(YOUR GOAL):
Check each line for the word "JSON" and report how many have it. Give nothing else.

(EXERCISE MATERIALS):

---+---

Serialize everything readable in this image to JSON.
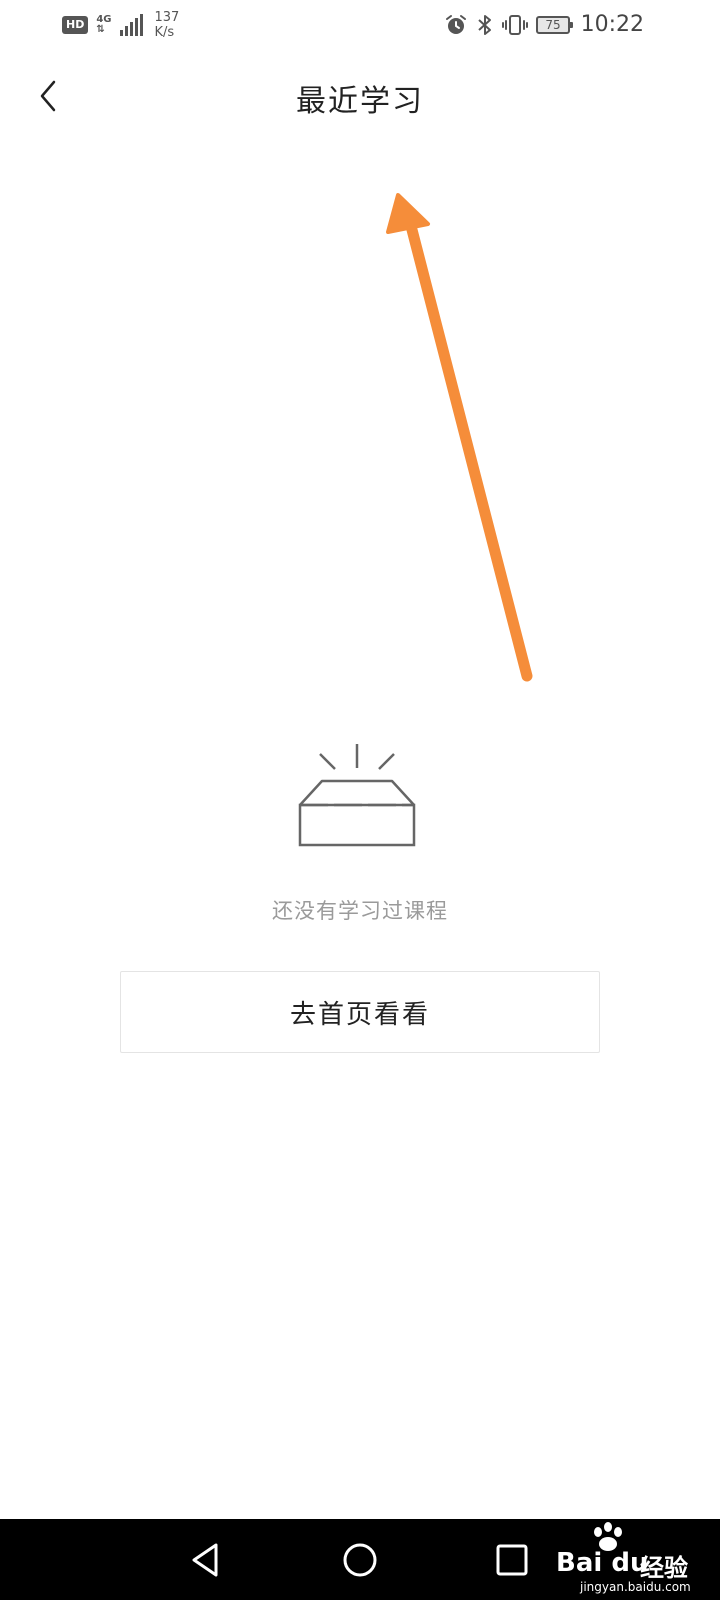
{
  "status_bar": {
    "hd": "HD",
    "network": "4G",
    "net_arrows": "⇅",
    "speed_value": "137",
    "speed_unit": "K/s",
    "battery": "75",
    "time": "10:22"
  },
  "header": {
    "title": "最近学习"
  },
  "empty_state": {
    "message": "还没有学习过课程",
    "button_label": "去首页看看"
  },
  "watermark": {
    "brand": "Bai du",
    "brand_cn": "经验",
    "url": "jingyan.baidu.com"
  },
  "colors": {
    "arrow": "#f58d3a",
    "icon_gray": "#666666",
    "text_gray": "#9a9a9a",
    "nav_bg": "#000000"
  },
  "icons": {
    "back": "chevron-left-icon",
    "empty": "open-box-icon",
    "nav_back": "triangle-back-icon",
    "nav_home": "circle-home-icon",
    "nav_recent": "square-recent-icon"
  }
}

---+---

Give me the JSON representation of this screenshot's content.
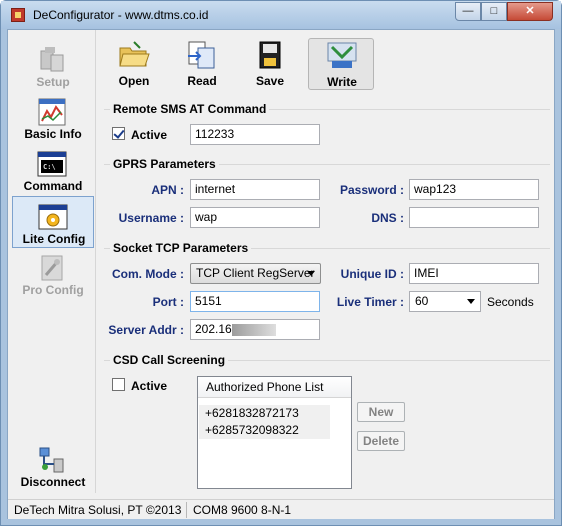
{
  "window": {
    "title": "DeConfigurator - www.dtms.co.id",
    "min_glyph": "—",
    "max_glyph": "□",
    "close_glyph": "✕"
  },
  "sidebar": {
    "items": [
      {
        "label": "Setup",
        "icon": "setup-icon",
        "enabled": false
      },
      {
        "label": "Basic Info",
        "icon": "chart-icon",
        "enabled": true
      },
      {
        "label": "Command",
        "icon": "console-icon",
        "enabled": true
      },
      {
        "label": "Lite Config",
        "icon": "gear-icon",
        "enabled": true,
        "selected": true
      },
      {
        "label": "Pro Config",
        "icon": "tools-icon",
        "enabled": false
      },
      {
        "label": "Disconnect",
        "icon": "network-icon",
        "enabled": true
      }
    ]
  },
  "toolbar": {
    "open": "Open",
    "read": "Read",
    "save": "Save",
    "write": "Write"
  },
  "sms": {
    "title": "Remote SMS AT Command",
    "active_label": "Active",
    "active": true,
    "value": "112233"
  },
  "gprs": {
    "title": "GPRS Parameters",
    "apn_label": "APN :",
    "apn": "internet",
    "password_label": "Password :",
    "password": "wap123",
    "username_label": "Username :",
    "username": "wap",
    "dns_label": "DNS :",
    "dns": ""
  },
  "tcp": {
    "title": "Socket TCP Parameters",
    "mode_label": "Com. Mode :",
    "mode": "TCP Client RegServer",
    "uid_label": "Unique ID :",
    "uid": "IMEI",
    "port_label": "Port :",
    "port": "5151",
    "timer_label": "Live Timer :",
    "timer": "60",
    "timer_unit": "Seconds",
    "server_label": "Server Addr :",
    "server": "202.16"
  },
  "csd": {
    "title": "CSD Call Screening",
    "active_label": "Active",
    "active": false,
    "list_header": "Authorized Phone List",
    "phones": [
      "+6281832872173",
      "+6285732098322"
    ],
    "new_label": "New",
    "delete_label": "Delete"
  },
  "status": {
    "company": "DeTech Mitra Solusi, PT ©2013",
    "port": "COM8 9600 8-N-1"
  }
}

---+---

(THE OUTPUT):
2